▸ **Prompt**
Go over the entries below line by line, copying each one that contains the word "screenshot".

Begin Information provided

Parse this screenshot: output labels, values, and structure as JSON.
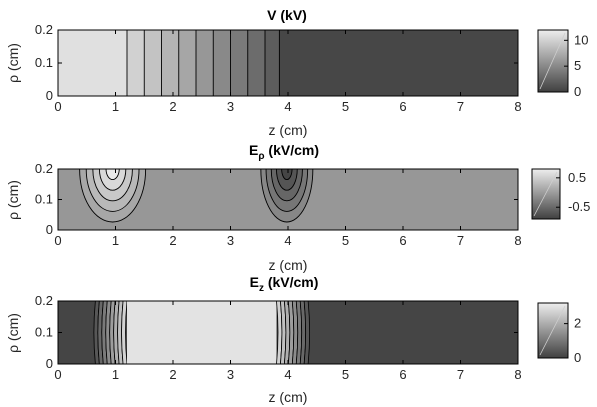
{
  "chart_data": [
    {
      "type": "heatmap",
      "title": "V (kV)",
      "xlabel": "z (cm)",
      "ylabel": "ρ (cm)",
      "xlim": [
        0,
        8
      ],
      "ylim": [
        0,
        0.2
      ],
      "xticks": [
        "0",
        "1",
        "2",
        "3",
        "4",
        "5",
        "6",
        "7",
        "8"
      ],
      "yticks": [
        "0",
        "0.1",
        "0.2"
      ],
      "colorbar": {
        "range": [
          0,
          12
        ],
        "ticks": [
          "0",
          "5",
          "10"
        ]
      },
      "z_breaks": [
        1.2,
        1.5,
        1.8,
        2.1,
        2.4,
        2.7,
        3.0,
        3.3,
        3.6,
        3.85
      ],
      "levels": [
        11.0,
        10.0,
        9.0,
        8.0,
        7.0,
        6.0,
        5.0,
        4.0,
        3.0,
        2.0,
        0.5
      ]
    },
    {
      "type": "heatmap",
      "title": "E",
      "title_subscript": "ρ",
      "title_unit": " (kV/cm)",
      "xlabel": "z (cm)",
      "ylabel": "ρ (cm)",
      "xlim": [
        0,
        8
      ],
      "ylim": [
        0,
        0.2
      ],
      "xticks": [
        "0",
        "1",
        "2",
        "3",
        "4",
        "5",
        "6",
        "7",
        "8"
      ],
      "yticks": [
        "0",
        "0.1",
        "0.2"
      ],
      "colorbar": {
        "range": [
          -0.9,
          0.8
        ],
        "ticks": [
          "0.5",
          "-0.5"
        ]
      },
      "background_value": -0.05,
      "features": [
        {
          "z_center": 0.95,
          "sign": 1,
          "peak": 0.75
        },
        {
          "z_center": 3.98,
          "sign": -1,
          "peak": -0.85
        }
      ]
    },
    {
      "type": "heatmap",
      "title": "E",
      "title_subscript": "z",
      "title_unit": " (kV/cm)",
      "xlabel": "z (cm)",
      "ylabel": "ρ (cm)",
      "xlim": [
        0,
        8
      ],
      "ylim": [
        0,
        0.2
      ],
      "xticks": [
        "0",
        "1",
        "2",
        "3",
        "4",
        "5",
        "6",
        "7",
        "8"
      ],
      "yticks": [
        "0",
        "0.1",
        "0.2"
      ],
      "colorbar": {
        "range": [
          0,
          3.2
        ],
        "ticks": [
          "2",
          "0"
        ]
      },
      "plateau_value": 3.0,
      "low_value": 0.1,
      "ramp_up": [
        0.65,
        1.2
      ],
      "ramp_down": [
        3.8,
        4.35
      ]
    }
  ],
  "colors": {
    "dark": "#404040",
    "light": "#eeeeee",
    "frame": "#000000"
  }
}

End Information provided
Begin Information provided

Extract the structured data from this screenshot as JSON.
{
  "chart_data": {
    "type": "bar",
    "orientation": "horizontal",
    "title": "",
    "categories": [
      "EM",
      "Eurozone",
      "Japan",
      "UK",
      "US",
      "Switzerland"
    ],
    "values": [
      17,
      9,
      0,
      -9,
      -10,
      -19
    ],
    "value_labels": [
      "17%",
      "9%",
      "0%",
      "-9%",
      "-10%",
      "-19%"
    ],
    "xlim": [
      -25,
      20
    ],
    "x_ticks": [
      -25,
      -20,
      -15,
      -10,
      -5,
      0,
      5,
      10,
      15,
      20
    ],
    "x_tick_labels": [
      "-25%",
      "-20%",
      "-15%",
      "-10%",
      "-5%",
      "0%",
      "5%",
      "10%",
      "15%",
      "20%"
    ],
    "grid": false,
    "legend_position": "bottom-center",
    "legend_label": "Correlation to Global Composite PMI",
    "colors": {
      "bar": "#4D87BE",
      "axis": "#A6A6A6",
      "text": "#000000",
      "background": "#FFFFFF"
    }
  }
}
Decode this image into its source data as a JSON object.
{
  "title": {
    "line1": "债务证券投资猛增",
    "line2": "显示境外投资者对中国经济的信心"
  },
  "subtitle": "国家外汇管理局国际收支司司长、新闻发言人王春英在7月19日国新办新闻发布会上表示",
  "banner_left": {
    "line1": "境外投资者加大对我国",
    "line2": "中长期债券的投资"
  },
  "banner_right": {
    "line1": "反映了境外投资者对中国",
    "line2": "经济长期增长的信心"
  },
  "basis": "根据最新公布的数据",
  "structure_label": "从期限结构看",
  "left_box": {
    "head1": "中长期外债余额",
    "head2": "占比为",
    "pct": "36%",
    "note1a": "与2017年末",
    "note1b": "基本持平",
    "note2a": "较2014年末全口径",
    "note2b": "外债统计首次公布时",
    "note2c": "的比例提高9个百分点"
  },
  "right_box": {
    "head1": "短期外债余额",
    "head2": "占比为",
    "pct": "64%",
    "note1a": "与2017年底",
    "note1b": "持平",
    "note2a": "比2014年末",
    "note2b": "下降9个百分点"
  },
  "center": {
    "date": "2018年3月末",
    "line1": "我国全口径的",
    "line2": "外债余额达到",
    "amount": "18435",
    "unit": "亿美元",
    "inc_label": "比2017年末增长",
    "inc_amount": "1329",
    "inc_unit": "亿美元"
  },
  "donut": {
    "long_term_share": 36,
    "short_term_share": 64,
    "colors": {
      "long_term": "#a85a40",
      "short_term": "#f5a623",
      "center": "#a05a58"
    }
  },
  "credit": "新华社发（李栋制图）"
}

End Information provided

▸ **Written solution**
Parse this screenshot: output labels, values, and structure as JSON.
Extract the structured data from this screenshot as JSON.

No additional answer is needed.